▶ **Records provided**:
+===+

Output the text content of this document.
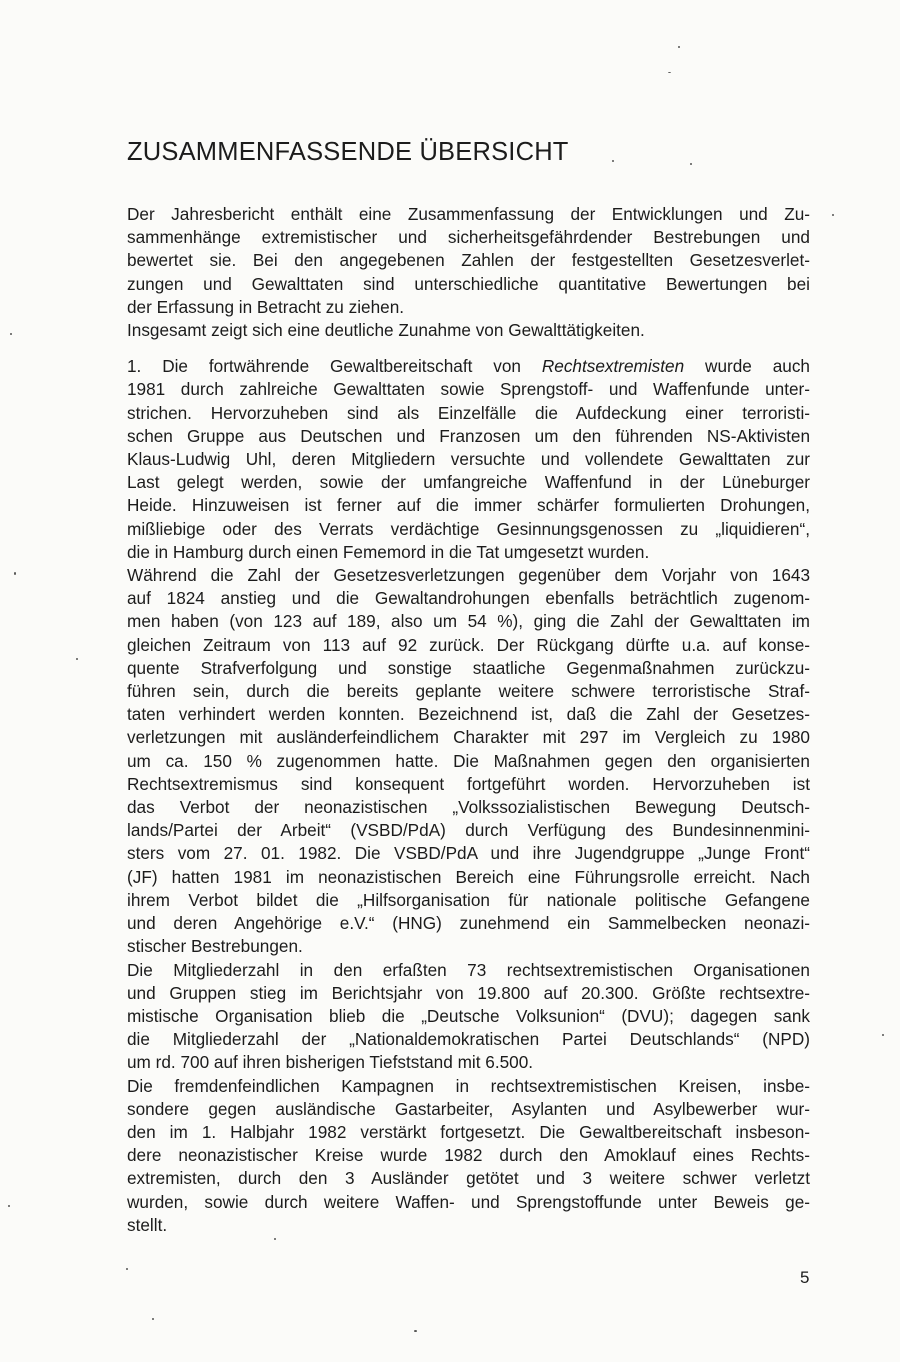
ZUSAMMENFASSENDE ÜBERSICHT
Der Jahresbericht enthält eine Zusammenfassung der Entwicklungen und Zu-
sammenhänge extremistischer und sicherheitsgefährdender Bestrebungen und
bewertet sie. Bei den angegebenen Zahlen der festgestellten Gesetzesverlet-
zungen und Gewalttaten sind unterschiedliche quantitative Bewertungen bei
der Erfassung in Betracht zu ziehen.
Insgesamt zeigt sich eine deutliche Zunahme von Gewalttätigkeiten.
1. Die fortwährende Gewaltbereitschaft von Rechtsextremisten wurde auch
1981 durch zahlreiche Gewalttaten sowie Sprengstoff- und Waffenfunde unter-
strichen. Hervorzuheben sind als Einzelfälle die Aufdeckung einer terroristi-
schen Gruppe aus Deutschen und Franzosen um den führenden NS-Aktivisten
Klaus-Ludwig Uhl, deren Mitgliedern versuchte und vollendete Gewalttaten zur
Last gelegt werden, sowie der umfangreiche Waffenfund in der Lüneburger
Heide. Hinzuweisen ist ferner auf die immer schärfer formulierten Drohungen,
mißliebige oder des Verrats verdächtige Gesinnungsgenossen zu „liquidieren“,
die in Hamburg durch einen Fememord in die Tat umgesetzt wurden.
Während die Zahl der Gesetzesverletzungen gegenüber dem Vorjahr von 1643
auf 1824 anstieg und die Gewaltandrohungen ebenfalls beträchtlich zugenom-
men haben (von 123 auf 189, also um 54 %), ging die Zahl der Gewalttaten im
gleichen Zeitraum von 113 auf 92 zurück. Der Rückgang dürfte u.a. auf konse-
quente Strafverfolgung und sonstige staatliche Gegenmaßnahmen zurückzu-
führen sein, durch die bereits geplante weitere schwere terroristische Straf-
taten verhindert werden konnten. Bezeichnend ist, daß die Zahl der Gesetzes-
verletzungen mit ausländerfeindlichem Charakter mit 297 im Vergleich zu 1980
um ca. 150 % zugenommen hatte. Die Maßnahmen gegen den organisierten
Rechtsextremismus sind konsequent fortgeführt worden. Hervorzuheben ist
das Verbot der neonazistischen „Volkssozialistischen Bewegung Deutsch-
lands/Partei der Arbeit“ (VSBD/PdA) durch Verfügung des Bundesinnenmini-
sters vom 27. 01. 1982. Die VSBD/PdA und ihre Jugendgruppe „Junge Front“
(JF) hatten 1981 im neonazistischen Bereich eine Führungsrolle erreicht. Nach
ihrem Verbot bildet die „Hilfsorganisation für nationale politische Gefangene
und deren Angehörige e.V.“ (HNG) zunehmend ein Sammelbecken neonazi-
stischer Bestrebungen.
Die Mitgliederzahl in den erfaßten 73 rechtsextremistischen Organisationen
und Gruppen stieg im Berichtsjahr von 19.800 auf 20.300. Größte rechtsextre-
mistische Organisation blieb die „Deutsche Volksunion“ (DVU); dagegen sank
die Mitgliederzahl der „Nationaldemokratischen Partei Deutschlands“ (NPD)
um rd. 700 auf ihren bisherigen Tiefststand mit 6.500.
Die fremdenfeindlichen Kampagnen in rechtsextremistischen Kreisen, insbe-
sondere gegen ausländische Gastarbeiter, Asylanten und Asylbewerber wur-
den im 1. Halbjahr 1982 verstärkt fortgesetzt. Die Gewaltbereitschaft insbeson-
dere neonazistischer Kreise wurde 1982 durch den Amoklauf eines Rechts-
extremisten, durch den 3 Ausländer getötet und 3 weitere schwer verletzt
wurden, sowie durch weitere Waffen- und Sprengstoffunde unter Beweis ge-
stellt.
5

+===+

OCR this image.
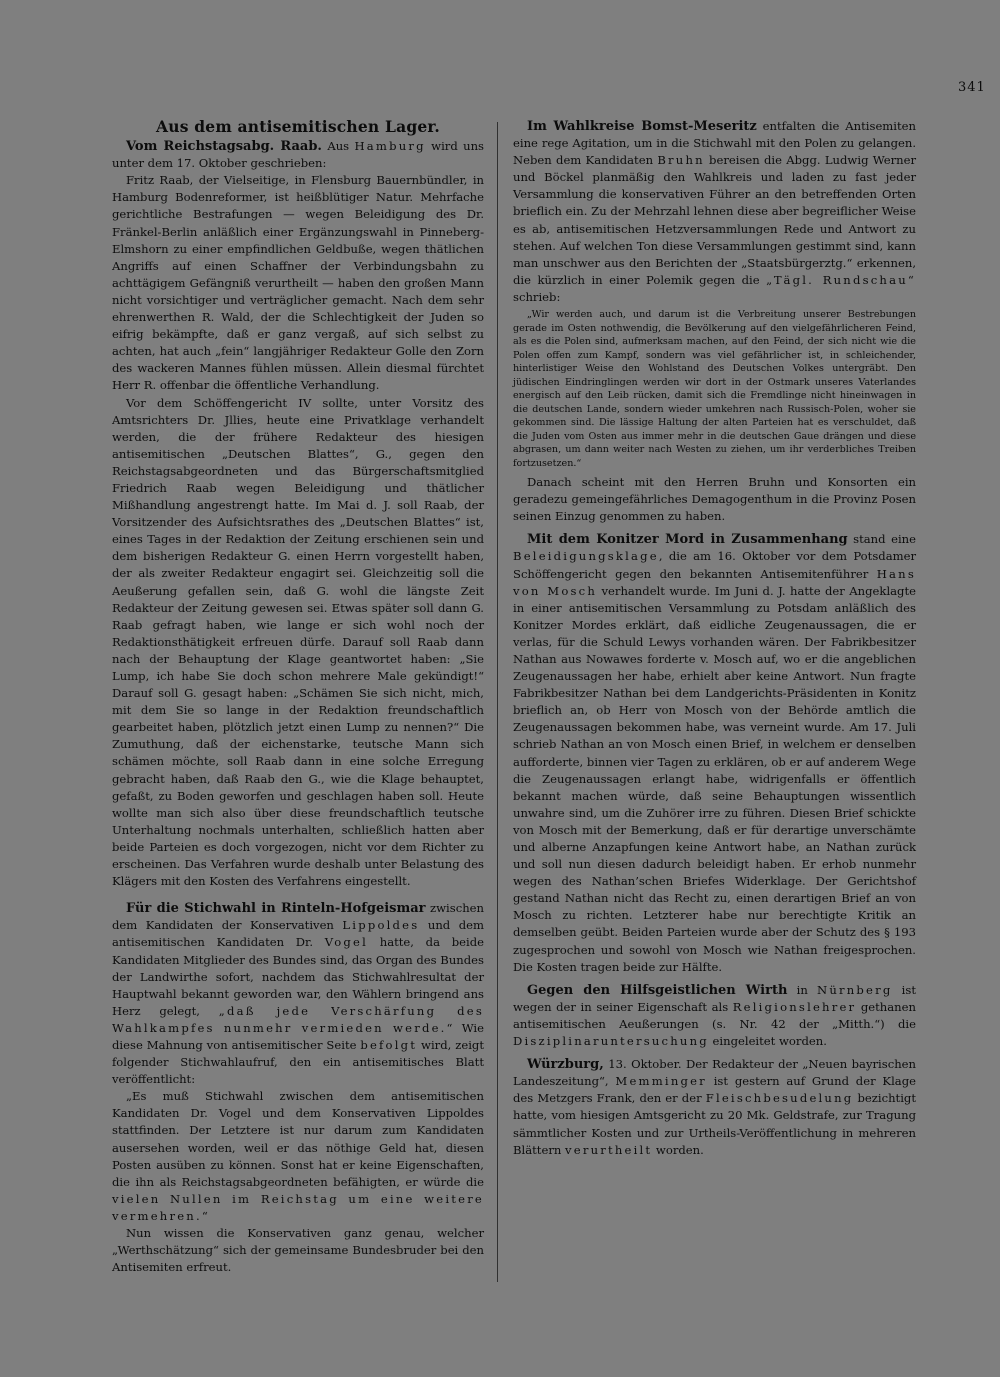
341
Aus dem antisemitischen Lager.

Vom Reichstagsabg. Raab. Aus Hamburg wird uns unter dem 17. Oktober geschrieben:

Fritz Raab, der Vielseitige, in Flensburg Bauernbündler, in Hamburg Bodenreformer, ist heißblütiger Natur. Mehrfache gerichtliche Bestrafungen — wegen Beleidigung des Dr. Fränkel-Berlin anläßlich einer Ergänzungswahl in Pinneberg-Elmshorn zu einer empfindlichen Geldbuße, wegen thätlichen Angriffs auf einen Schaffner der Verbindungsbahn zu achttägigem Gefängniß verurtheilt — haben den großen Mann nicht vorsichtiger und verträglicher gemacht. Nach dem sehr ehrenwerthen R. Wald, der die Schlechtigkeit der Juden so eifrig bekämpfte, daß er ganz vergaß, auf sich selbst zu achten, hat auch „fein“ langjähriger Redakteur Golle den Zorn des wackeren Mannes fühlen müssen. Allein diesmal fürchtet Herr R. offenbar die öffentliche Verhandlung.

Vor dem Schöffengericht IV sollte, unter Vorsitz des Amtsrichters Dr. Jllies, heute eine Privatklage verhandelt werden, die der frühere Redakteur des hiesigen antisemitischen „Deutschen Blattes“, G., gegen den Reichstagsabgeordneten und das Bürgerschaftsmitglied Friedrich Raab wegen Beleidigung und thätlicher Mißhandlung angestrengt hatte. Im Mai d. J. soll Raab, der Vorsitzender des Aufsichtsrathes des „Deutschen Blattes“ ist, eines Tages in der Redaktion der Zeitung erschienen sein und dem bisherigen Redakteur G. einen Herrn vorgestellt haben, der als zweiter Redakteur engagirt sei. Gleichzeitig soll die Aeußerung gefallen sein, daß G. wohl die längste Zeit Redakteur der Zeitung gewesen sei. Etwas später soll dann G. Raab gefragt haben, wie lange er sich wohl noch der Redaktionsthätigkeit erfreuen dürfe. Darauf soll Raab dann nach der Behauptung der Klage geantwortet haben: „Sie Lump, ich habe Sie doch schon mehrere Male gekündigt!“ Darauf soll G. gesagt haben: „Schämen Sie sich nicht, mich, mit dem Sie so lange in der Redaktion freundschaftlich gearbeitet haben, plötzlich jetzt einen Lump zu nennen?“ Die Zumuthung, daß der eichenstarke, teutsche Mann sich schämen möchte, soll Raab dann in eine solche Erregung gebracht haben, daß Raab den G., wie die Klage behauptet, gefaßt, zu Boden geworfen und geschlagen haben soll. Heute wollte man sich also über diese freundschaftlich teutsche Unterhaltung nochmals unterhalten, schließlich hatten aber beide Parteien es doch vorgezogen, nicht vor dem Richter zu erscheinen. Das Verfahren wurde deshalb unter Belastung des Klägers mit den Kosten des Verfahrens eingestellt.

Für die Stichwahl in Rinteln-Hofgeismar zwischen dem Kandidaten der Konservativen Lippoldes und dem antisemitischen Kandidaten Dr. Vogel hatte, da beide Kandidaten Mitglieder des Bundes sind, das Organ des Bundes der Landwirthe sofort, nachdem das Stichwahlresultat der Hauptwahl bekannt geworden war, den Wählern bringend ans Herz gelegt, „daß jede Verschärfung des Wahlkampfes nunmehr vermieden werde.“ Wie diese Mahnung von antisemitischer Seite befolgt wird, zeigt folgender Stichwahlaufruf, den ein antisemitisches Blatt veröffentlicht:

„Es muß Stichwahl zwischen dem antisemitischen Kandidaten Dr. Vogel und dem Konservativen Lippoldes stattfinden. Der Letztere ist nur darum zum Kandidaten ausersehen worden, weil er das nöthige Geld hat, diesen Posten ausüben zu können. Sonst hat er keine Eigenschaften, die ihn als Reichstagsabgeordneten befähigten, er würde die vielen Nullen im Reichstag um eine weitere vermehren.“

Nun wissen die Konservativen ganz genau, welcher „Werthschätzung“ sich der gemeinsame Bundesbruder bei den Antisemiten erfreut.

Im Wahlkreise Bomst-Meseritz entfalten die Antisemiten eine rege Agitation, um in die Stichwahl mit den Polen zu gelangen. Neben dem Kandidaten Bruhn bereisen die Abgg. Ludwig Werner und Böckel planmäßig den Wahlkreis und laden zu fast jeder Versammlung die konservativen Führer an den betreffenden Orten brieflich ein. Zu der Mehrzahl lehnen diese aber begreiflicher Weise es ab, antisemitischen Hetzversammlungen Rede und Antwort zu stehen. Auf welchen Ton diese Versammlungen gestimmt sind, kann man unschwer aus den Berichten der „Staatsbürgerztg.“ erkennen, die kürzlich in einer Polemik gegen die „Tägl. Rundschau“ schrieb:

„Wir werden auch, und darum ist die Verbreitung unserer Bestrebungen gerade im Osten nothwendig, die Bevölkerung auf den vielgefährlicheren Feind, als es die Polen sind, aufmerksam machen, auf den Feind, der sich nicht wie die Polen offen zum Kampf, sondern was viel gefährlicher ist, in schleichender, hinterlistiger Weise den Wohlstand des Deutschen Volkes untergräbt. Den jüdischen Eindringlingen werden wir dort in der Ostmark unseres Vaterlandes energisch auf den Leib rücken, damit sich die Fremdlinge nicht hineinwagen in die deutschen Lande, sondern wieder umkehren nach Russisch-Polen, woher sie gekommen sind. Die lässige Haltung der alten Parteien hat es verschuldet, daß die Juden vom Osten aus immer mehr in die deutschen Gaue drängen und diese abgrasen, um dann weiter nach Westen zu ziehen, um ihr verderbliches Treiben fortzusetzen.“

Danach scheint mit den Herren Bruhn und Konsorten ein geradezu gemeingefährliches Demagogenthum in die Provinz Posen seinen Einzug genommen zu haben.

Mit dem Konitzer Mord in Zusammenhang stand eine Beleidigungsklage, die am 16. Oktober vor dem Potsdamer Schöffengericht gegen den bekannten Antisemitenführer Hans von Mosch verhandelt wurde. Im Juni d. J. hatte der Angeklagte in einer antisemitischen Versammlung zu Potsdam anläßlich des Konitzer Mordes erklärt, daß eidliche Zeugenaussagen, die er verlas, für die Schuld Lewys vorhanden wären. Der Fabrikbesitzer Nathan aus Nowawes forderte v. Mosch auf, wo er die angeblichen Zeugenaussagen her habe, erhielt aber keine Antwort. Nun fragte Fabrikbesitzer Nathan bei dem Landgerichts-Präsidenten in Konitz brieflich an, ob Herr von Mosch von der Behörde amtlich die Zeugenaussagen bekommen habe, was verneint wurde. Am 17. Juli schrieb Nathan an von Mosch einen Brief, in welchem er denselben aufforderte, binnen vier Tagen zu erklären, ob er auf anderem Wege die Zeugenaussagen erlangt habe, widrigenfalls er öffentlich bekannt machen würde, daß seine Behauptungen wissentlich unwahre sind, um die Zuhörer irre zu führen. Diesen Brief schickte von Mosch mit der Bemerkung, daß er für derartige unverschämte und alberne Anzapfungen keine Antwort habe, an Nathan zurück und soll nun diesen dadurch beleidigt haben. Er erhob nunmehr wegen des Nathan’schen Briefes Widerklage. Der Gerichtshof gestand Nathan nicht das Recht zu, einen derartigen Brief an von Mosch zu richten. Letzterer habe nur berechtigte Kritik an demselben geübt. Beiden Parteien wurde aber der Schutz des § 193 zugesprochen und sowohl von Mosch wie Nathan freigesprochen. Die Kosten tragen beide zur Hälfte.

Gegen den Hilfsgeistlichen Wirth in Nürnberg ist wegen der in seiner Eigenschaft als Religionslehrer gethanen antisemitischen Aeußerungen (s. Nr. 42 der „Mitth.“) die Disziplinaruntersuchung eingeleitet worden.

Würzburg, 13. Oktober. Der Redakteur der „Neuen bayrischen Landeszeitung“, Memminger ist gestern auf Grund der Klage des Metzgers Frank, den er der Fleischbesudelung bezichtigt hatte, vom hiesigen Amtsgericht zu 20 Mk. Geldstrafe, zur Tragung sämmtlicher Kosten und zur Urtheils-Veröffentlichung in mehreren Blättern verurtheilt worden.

+===+

▶ **Task item**: Find and copy each line in the material above where the string "Gewaltbereitschaft" occurs.

▶ **Reply**:
1. Die fortwährende Gewaltbereitschaft von Rechtsextremisten wurde auch
den im 1. Halbjahr 1982 verstärkt fortgesetzt. Die Gewaltbereitschaft insbeson-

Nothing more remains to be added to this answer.